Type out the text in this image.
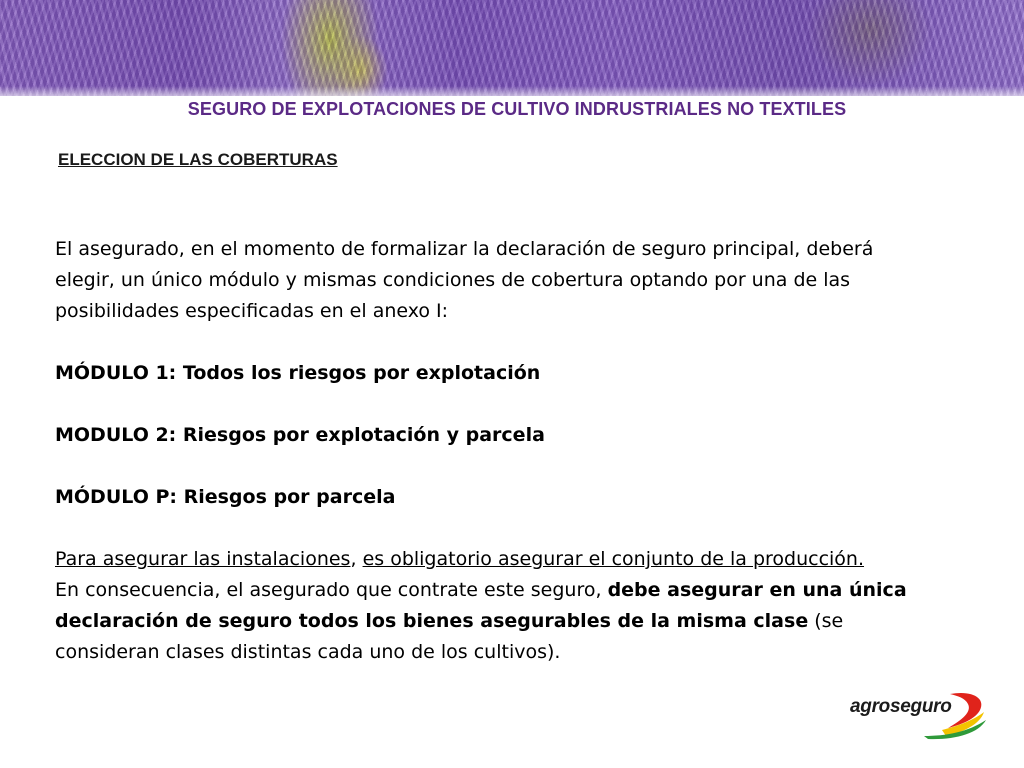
SEGURO DE EXPLOTACIONES DE CULTIVO INDRUSTRIALES NO TEXTILES
ELECCION DE LAS COBERTURAS

El asegurado, en el momento de formalizar la declaración de seguro principal, deberá elegir, un único módulo y mismas condiciones de cobertura optando por una de las posibilidades especificadas en el anexo I:

MÓDULO 1: Todos los riesgos por explotación

MODULO 2: Riesgos por explotación y parcela

MÓDULO P: Riesgos por parcela

Para asegurar las instalaciones, es obligatorio asegurar el conjunto de la producción.

En consecuencia, el asegurado que contrate este seguro, debe asegurar en una única declaración de seguro todos los bienes asegurables de la misma clase (se consideran clases distintas cada uno de los cultivos).

agroseguro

§ REQUIREMENTS
Only lines with "asegurado" are wanted here; list each of them.

§ RESULT BELOW
El asegurado, en el momento de formalizar la declaración de seguro principal, deberá elegir, un único módulo y mismas condiciones de cobertura optando por una de las posibilidades especificadas en el anexo I:
En consecuencia, el asegurado que contrate este seguro, debe asegurar en una única declaración de seguro todos los bienes asegurables de la misma clase (se consideran clases distintas cada uno de los cultivos).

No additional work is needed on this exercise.